> _INSTRUCTIONS FOR THE TASK_
All of the data that follows should be retyped exactly, please, except the pictures.

── EXTRACTED RECORDS

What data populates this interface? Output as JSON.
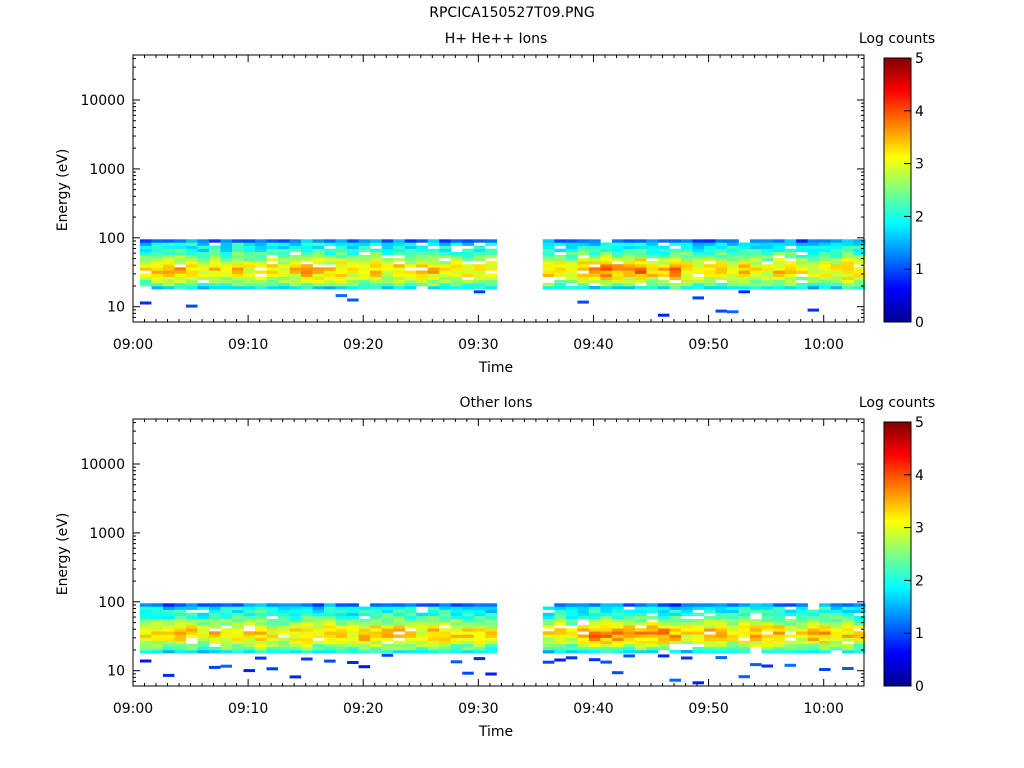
{
  "figure_title": "RPCICA150527T09.PNG",
  "chart_data": [
    {
      "type": "heatmap",
      "title": "H+ He++ Ions",
      "xlabel": "Time",
      "ylabel": "Energy (eV)",
      "x_ticks": [
        "09:00",
        "09:10",
        "09:20",
        "09:30",
        "09:40",
        "09:50",
        "10:00"
      ],
      "y_ticks": [
        "10",
        "100",
        "1000",
        "10000"
      ],
      "y_scale": "log",
      "ylim": [
        6,
        45000
      ],
      "xlim_minutes": [
        0,
        63.5
      ],
      "colorbar_label": "Log counts",
      "colorbar_ticks": [
        "0",
        "1",
        "2",
        "3",
        "4",
        "5"
      ],
      "zlim": [
        0,
        5
      ],
      "data_gap_minutes": [
        31.5,
        35
      ],
      "energy_band_eV": [
        18,
        95
      ],
      "peak_log_counts": 4.3,
      "sparse_low_energy": false
    },
    {
      "type": "heatmap",
      "title": "Other Ions",
      "xlabel": "Time",
      "ylabel": "Energy (eV)",
      "x_ticks": [
        "09:00",
        "09:10",
        "09:20",
        "09:30",
        "09:40",
        "09:50",
        "10:00"
      ],
      "y_ticks": [
        "10",
        "100",
        "1000",
        "10000"
      ],
      "y_scale": "log",
      "ylim": [
        6,
        45000
      ],
      "xlim_minutes": [
        0,
        63.5
      ],
      "colorbar_label": "Log counts",
      "colorbar_ticks": [
        "0",
        "1",
        "2",
        "3",
        "4",
        "5"
      ],
      "zlim": [
        0,
        5
      ],
      "data_gap_minutes": [
        31.5,
        35
      ],
      "energy_band_eV": [
        18,
        95
      ],
      "peak_log_counts": 4.0,
      "sparse_low_energy": true
    }
  ]
}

────

> _OUTPUT_
What data populates this interface? Output as JSON.
{
  "figure_title": "RPCICA150527T09.PNG",
  "chart_data": [
    {
      "type": "heatmap",
      "title": "H+ He++ Ions",
      "xlabel": "Time",
      "ylabel": "Energy (eV)",
      "x_ticks": [
        "09:00",
        "09:10",
        "09:20",
        "09:30",
        "09:40",
        "09:50",
        "10:00"
      ],
      "y_ticks": [
        "10",
        "100",
        "1000",
        "10000"
      ],
      "y_scale": "log",
      "ylim": [
        6,
        45000
      ],
      "xlim_minutes": [
        0,
        63.5
      ],
      "colorbar_label": "Log counts",
      "colorbar_ticks": [
        "0",
        "1",
        "2",
        "3",
        "4",
        "5"
      ],
      "zlim": [
        0,
        5
      ],
      "data_gap_minutes": [
        31.5,
        35
      ],
      "energy_band_eV": [
        18,
        95
      ],
      "peak_log_counts": 4.3,
      "sparse_low_energy": false
    },
    {
      "type": "heatmap",
      "title": "Other Ions",
      "xlabel": "Time",
      "ylabel": "Energy (eV)",
      "x_ticks": [
        "09:00",
        "09:10",
        "09:20",
        "09:30",
        "09:40",
        "09:50",
        "10:00"
      ],
      "y_ticks": [
        "10",
        "100",
        "1000",
        "10000"
      ],
      "y_scale": "log",
      "ylim": [
        6,
        45000
      ],
      "xlim_minutes": [
        0,
        63.5
      ],
      "colorbar_label": "Log counts",
      "colorbar_ticks": [
        "0",
        "1",
        "2",
        "3",
        "4",
        "5"
      ],
      "zlim": [
        0,
        5
      ],
      "data_gap_minutes": [
        31.5,
        35
      ],
      "energy_band_eV": [
        18,
        95
      ],
      "peak_log_counts": 4.0,
      "sparse_low_energy": true
    }
  ]
}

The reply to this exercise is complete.